# [OBJECTIVE]
Render each line of the entries below as a Markdown table with the columns "No." and "Text", giving the row number and the line, and omit blank lines. Leave the pictures out of the answer.

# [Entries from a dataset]
------------------------------------------------

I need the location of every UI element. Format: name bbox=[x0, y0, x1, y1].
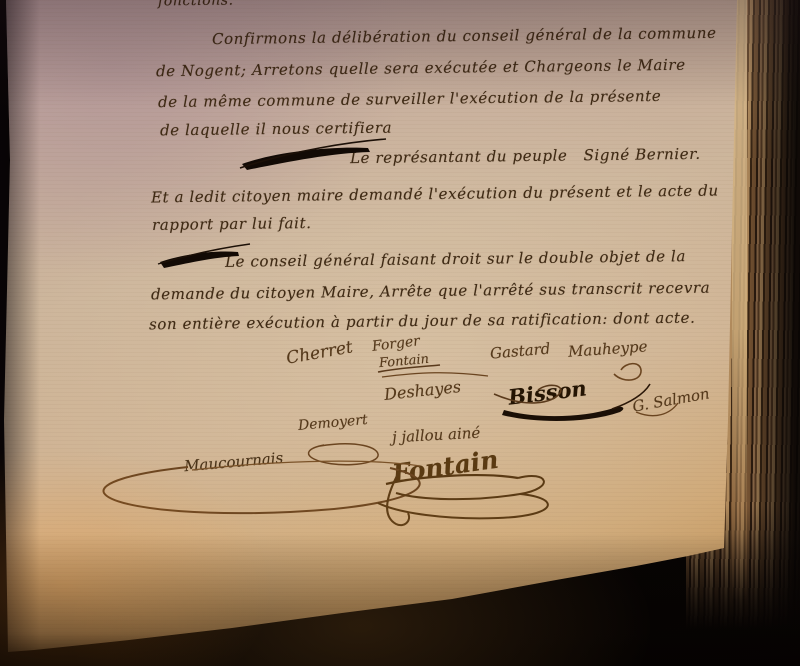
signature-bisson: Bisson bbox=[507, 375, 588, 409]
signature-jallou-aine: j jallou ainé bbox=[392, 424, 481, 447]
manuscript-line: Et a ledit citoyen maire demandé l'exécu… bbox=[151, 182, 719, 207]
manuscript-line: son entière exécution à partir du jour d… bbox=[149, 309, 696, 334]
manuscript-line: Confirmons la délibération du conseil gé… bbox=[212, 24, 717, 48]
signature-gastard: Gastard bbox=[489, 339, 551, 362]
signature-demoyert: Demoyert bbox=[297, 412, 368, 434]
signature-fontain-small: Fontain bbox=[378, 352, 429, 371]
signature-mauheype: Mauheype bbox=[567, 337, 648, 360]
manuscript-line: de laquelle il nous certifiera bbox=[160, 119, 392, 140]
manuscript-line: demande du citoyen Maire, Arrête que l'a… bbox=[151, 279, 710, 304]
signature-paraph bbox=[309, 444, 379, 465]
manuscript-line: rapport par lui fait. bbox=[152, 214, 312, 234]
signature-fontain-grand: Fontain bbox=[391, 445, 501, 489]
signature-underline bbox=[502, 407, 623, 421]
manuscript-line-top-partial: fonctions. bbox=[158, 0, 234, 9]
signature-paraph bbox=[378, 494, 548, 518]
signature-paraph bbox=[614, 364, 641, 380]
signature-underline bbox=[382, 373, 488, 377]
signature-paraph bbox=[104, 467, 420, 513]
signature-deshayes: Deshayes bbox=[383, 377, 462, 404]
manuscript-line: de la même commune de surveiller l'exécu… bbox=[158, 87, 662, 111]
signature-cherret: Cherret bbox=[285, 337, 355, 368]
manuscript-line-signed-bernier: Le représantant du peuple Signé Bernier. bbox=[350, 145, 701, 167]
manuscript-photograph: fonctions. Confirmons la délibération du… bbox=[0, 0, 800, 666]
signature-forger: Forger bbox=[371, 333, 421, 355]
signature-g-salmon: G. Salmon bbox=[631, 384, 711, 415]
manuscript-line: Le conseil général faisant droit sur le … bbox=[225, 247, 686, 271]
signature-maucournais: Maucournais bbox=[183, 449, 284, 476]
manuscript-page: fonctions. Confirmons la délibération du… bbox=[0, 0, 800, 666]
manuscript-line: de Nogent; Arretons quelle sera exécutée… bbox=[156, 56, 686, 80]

------------------------------------------------

# [RESULT OF THE TASK]
| No. | Text |
|---|---|
| 1 | I need the location of every UI element. Format: name bbox=[x0, y0, x1, y1]. |
| 2 | signature-bisson: Bisson bbox=[507, 375, 588, 409] |
| 3 | signature-jallou-aine: j jallou ainé bbox=[392, 424, 481, 447] |
| 4 | manuscript-line: Et a ledit citoyen maire demandé l'exécu… bbox=[151, 182, 719, 207] |
| 5 | manuscript-line: son entière exécution à partir du jour d… bbox=[149, 309, 696, 334] |
| 6 | manuscript-line: Confirmons la délibération du conseil gé… bbox=[212, 24, 717, 48] |
| 7 | signature-gastard: Gastard bbox=[489, 339, 551, 362] |
| 8 | signature-demoyert: Demoyert bbox=[297, 412, 368, 434] |
| 9 | signature-fontain-small: Fontain bbox=[378, 352, 429, 371] |
| 10 | signature-mauheype: Mauheype bbox=[567, 337, 648, 360] |
| 11 | manuscript-line: de laquelle il nous certifiera bbox=[160, 119, 392, 140] |
| 12 | manuscript-line: demande du citoyen Maire, Arrête que l'a… bbox=[151, 279, 710, 304] |
| 13 | signature-paraph bbox=[309, 444, 379, 465] |
| 14 | manuscript-line: rapport par lui fait. bbox=[152, 214, 312, 234] |
| 15 | signature-fontain-grand: Fontain bbox=[391, 445, 501, 489] |
| 16 | signature-underline bbox=[502, 407, 623, 421] |
| 17 | manuscript-line-top-partial: fonctions. bbox=[158, 0, 234, 9] |
| 18 | signature-paraph bbox=[378, 494, 548, 518] |
| 19 | signature-paraph bbox=[614, 364, 641, 380] |
| 20 | signature-underline bbox=[382, 373, 488, 377] |
| 21 | signature-paraph bbox=[104, 467, 420, 513] |
| 22 | signature-deshayes: Deshayes bbox=[383, 377, 462, 404] |
| 23 | manuscript-line: de la même commune de surveiller l'exécu… bbox=[158, 87, 662, 111] |
| 24 | signature-cherret: Cherret bbox=[285, 337, 355, 368] |
| 25 | manuscript-line-signed-bernier: Le représantant du peuple Signé Bernier. bbox=[350, 145, 701, 167] |
| 26 | manuscript-photograph: fonctions. Confirmons la délibération du… bbox=[0, 0, 800, 666] |
| 27 | signature-forger: Forger bbox=[371, 333, 421, 355] |
| 28 | signature-g-salmon: G. Salmon bbox=[631, 384, 711, 415] |
| 29 | manuscript-line: Le conseil général faisant droit sur le … bbox=[225, 247, 686, 271] |
| 30 | signature-maucournais: Maucournais bbox=[183, 449, 284, 476] |
| 31 | manuscript-page: fonctions. Confirmons la délibération du… bbox=[0, 0, 800, 666] |
| 32 | manuscript-line: de Nogent; Arretons quelle sera exécutée… bbox=[156, 56, 686, 80] |